• DIRECTIONS FOR THIS TASK
Your task is to filter the data below down to the lines holding "Adin".

(begin)

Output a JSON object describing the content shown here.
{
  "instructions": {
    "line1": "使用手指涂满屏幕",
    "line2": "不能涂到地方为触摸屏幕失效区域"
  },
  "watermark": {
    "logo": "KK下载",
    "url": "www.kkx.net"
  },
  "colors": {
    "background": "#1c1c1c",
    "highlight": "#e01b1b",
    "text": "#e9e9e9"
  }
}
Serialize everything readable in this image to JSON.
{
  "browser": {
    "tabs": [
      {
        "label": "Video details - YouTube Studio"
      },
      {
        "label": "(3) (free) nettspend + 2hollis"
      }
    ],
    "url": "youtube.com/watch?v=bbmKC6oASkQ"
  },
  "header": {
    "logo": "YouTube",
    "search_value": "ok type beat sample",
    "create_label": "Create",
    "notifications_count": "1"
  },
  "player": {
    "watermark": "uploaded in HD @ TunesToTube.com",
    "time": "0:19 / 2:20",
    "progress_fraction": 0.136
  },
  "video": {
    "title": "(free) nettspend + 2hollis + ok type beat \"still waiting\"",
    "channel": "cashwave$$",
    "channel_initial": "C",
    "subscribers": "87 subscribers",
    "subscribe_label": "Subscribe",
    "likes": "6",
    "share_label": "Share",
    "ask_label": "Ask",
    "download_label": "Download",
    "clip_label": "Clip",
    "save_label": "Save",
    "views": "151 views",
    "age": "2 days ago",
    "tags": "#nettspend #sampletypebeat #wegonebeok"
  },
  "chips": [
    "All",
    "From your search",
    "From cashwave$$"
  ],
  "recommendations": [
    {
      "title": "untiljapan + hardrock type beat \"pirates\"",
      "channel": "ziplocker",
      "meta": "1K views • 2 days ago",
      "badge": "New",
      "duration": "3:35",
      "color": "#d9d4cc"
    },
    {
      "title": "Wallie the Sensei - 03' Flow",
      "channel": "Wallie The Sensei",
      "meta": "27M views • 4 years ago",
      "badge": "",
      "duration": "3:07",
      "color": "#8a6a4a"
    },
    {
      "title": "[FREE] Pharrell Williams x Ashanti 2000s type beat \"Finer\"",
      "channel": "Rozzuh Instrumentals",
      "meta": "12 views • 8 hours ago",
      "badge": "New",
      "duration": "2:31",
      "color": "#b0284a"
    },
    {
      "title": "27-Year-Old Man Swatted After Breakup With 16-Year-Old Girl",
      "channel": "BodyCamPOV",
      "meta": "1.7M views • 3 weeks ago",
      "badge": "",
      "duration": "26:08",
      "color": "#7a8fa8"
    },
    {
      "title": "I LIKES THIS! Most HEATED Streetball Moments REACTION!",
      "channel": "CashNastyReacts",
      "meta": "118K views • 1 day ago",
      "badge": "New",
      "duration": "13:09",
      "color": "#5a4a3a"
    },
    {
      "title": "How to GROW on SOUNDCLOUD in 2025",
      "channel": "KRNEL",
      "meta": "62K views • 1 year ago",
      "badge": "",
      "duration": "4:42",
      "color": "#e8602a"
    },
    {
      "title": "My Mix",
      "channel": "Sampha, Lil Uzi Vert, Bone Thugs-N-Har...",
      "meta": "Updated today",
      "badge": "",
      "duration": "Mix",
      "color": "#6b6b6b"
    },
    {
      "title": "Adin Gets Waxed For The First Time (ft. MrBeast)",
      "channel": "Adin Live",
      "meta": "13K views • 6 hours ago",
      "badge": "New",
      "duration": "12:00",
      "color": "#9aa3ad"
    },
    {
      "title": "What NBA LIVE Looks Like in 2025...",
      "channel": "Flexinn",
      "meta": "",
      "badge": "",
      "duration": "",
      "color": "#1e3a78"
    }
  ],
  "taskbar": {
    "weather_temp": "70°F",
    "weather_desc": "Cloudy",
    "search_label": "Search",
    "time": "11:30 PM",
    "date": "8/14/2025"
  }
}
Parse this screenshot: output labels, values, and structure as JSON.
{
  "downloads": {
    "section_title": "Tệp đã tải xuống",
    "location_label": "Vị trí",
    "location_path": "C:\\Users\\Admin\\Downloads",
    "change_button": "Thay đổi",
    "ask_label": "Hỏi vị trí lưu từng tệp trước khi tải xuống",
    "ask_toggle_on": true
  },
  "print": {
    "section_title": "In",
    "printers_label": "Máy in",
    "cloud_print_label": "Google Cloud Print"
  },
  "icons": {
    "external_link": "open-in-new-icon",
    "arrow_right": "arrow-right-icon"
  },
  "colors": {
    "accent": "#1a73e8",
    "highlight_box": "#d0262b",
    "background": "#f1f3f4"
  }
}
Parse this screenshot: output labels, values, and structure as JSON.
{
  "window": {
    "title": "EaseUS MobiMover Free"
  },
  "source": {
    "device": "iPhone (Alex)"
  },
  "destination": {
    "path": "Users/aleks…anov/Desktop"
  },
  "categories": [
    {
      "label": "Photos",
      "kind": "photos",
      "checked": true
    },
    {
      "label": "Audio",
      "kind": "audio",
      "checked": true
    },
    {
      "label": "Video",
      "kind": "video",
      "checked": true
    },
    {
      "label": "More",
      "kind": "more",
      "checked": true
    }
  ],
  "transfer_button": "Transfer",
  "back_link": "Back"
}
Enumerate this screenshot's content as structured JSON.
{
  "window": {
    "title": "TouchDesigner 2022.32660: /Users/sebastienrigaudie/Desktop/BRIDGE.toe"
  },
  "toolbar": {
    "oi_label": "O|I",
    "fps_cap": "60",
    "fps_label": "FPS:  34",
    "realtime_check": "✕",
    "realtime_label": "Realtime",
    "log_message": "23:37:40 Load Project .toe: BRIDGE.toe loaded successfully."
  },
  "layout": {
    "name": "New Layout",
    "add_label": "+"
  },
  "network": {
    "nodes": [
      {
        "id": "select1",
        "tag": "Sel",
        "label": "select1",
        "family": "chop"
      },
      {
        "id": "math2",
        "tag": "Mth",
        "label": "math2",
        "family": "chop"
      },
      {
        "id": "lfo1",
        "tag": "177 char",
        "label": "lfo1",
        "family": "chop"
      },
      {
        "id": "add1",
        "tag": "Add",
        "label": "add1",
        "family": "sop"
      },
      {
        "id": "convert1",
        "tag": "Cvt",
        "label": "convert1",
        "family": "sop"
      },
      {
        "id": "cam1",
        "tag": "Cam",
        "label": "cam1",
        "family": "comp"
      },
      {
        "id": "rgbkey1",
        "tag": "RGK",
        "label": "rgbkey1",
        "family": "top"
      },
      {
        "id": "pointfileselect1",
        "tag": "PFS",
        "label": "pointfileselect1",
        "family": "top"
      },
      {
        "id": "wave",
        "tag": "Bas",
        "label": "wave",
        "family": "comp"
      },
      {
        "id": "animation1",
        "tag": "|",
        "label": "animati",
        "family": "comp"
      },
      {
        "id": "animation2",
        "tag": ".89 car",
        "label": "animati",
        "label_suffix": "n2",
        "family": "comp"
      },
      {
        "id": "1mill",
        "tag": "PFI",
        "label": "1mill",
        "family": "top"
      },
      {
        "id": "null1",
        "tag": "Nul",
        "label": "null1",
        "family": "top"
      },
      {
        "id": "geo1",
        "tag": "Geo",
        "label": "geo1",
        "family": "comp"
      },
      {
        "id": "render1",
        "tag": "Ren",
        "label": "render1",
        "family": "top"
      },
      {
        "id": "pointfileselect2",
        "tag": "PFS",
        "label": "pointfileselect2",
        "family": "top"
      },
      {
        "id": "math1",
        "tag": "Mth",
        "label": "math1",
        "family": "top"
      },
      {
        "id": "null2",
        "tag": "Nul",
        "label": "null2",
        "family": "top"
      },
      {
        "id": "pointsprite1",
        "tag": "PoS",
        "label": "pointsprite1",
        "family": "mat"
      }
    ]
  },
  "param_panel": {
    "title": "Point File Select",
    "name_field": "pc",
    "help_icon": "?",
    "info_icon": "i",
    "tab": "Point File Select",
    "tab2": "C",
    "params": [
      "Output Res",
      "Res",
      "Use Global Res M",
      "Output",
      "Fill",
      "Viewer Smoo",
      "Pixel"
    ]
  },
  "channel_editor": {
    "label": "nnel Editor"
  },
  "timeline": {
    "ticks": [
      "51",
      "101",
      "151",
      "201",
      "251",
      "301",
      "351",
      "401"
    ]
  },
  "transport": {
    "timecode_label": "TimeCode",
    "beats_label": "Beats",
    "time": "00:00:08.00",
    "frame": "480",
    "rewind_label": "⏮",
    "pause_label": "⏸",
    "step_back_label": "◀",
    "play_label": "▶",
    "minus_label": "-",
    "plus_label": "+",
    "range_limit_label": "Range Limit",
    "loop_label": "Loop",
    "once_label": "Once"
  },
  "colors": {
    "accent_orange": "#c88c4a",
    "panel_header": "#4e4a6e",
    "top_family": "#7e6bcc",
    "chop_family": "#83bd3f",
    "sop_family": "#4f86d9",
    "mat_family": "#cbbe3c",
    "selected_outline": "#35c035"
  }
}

(end)

• ANSWER IN FULL
      "title": "Adin Gets Waxed For The First Time (ft. MrBeast)",
      "channel": "Adin Live",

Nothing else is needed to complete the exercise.